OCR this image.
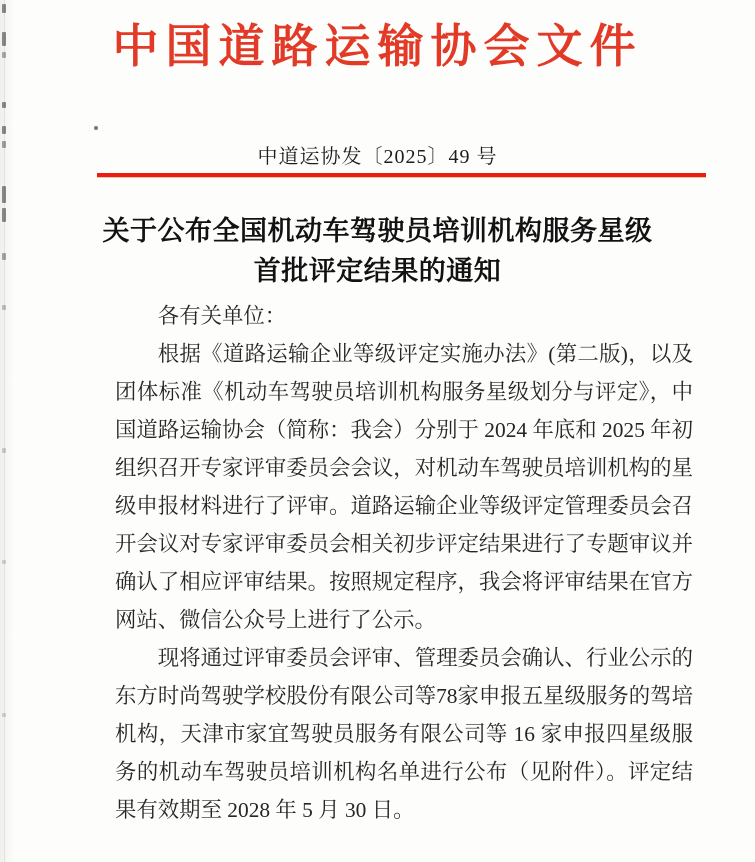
中国道路运输协会文件
中道运协发〔2025〕49 号
关于公布全国机动车驾驶员培训机构服务星级
首批评定结果的通知

各有关单位：

根据《道路运输企业等级评定实施办法》(第二版)，以及团体标准《机动车驾驶员培训机构服务星级划分与评定》，中国道路运输协会（简称：我会）分别于 2024 年底和 2025 年初组织召开专家评审委员会会议，对机动车驾驶员培训机构的星级申报材料进行了评审。道路运输企业等级评定管理委员会召开会议对专家评审委员会相关初步评定结果进行了专题审议并确认了相应评审结果。按照规定程序，我会将评审结果在官方网站、微信公众号上进行了公示。

现将通过评审委员会评审、管理委员会确认、行业公示的东方时尚驾驶学校股份有限公司等78家申报五星级服务的驾培机构，天津市家宜驾驶员服务有限公司等 16 家申报四星级服务的机动车驾驶员培训机构名单进行公布（见附件）。评定结果有效期至 2028 年 5 月 30 日。
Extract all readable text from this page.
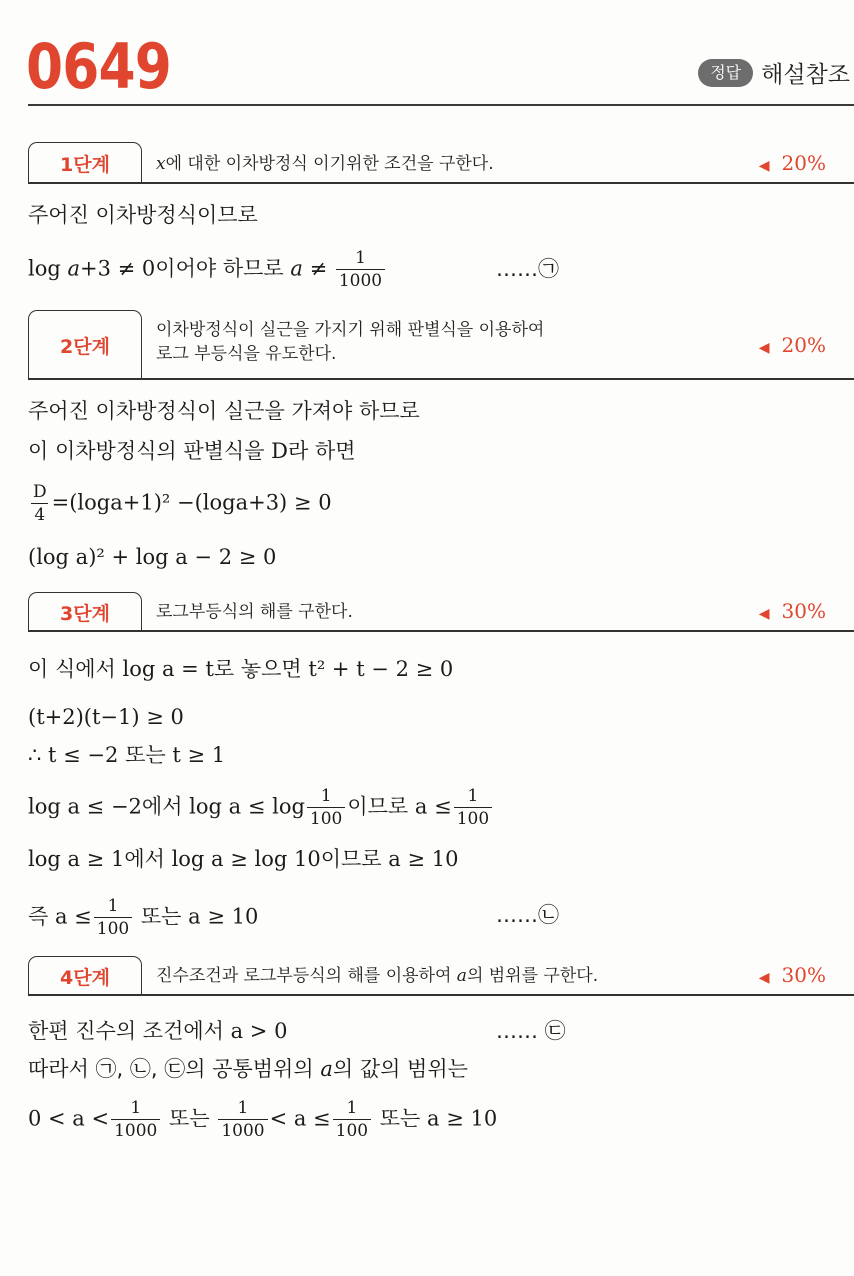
0649	정답 해설참조
1단계	x에 대한 이차방정식 이기위한 조건을 구한다.	◀ 20%
주어진 이차방정식이므로
log a+3 ≠ 0이어야 하므로 $a \ne \frac{1}{1000}$	……㉠
2단계
이차방정식이 실근을 가지기 위해 판별식을 이용하여
로그 부등식을 유도한다.	◀ 20%
주어진 이차방정식이 실근을 가져야 하므로
이 이차방정식의 판별식을 D라 하면
$\frac{D}{4} =(\log а+1)^2 -(\log а+3) \ge 0$
(log a)² + log a − 2 ≥ 0
3단계	로그부등식의 해를 구한다.	◀ 30%
이 식에서 log a = t로 놓으면 t² + t − 2 ≥ 0
(t+2)(t−1) ≥ 0
∴ t ≤ −2 또는 t ≥ 1
log a ≤ −2에서 $\log a \le \log \frac{1}{100}$ 이므로 $a \le \frac{1}{100}$
log a ≥ 1에서 log a ≥ log 10이므로 a ≥ 10
즉 $a \le \frac{1}{100}$ 또는 a ≥ 10	……㉡
4단계	진수조건과 로그부등식의 해를 이용하여 a의 범위를 구한다.	◀ 30%
한편 진수의 조건에서 a > 0	…… ㉢
따라서 ㉠, ㉡, ㉢의 공통범위의 a의 값의 범위는
$0 < a < \frac{1}{1000}$ 또는 $\frac{1}{1000} < a \le \frac{1}{100}$ 또는 a ≥ 10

+ + +

Short task: Find the word "this" in the material, then list each line that holds it.

Solution to the problem:
OCR this image.
Extract all readable text from this page.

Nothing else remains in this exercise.